Convert the lines of the listing below into a numbered list, omitting blank lines, starting with the line containing "y-tick-label: 80: [26, 347, 39, 356]" and continuing through the line containing "x-tick-label: 20: [173, 432, 186, 441]". Include only those lines.

Element position data
--- begin ---
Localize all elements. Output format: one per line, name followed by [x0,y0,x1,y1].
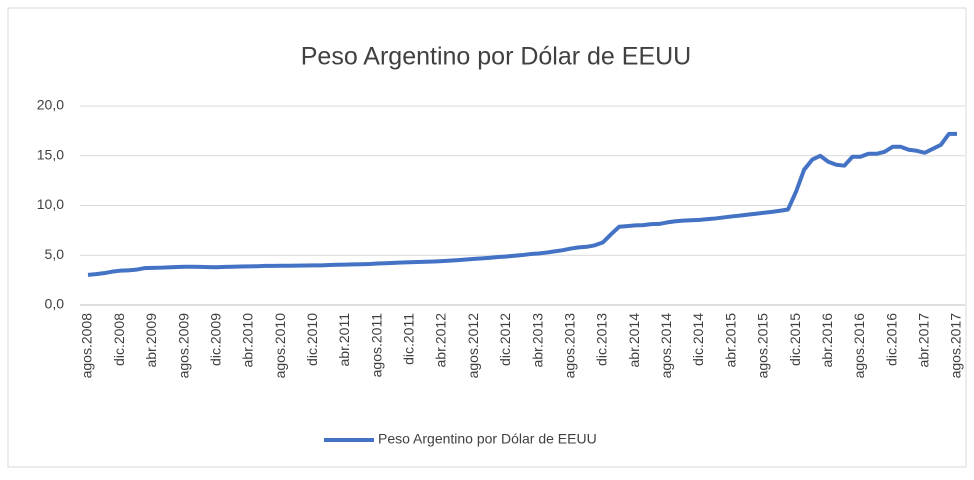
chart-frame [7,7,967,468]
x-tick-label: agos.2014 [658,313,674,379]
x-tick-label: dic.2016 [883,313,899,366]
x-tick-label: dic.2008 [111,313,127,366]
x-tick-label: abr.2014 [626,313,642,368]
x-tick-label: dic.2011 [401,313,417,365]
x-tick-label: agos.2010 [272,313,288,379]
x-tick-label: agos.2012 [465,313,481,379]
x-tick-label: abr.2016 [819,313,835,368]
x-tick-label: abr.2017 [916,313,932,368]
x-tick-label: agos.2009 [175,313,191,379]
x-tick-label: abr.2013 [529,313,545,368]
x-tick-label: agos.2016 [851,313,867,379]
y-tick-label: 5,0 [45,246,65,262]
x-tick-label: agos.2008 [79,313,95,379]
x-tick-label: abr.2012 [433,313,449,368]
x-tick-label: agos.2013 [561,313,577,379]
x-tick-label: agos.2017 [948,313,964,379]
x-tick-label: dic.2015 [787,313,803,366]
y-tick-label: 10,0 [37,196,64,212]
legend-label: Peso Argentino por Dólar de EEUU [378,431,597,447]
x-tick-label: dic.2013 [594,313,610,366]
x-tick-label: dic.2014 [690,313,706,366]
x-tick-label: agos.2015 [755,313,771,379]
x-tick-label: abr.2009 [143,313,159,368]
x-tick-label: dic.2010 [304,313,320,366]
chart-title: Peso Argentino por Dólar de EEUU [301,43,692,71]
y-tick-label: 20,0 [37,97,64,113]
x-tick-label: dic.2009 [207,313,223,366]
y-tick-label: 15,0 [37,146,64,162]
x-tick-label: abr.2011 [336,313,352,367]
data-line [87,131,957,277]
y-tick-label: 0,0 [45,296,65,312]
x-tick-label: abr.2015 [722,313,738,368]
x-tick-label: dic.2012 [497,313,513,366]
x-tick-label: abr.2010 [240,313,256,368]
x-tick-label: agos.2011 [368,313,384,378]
--- end ---
--- begin ---
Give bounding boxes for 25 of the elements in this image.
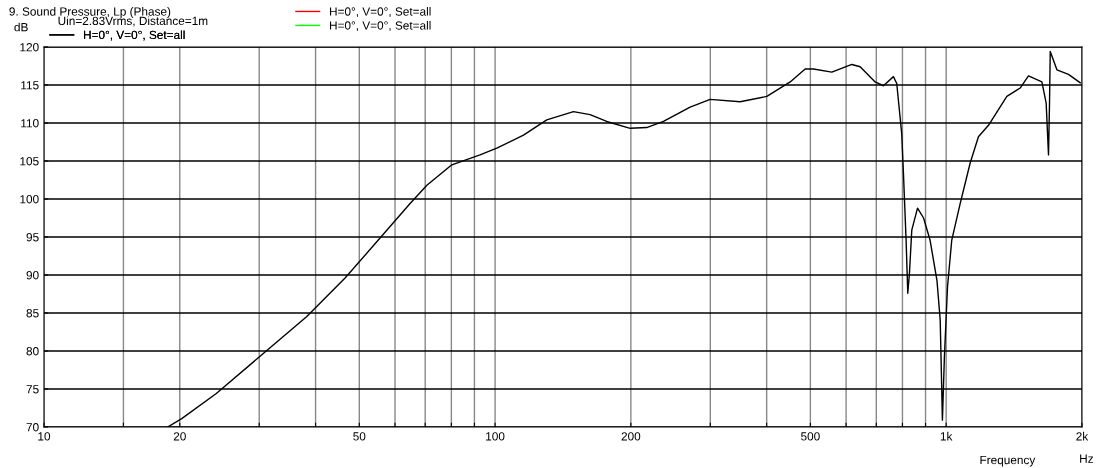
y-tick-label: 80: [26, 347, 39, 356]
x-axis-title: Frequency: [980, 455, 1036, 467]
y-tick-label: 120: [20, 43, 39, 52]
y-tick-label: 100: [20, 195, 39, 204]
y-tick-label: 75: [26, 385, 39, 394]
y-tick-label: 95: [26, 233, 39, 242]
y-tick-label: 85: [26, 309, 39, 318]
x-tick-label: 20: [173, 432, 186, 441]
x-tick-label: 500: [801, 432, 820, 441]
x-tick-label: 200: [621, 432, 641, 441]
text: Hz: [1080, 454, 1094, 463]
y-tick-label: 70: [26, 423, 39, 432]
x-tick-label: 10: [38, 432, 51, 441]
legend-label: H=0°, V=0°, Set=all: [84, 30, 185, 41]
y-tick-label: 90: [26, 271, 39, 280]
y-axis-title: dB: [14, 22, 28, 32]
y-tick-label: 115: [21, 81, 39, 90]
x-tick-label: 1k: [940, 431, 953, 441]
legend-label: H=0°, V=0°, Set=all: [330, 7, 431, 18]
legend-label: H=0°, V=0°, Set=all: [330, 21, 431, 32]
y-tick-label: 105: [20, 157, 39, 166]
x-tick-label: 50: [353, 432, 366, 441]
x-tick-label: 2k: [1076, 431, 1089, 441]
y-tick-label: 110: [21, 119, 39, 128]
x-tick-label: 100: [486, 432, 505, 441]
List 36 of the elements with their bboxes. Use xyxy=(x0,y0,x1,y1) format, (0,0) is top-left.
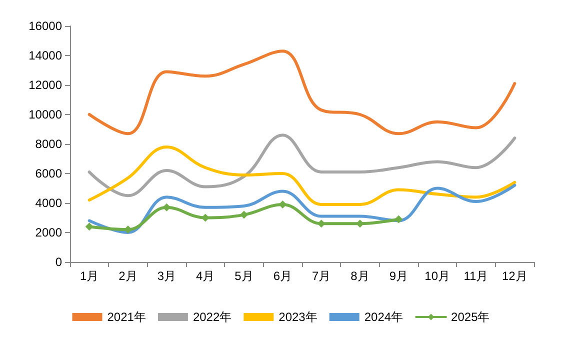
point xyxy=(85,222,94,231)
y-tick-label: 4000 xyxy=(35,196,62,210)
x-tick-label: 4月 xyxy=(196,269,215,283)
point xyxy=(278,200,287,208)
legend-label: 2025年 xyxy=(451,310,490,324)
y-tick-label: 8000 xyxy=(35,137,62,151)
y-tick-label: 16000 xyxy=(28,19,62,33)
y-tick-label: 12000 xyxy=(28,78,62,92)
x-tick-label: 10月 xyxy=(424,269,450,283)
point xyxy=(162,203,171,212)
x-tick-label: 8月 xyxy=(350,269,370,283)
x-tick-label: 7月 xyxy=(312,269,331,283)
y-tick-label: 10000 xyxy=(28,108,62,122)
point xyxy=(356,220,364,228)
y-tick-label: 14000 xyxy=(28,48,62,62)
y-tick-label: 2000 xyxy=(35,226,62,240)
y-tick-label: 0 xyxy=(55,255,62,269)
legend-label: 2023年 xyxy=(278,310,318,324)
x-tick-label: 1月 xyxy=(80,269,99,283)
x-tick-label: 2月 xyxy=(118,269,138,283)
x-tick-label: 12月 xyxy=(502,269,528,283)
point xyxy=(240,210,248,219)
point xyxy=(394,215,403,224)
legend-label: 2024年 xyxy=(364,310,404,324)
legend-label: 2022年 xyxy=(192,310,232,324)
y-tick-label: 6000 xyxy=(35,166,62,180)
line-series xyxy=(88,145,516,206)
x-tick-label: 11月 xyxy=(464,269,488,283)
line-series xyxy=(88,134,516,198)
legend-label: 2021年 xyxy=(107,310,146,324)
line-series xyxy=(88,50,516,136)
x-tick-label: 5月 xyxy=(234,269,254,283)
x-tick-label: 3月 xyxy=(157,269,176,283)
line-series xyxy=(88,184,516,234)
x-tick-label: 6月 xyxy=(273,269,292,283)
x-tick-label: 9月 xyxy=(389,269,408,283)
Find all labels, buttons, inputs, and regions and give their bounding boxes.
--- end ---
CORRECT RESULT ::
1. y-tick-label: 80: [26, 347, 39, 356]
2. x-axis-title: Frequency: [980, 455, 1036, 467]
3. y-tick-label: 120: [20, 43, 39, 52]
4. y-tick-label: 100: [20, 195, 39, 204]
5. y-tick-label: 75: [26, 385, 39, 394]
6. y-tick-label: 95: [26, 233, 39, 242]
7. y-tick-label: 85: [26, 309, 39, 318]
8. x-tick-label: 20: [173, 432, 186, 441]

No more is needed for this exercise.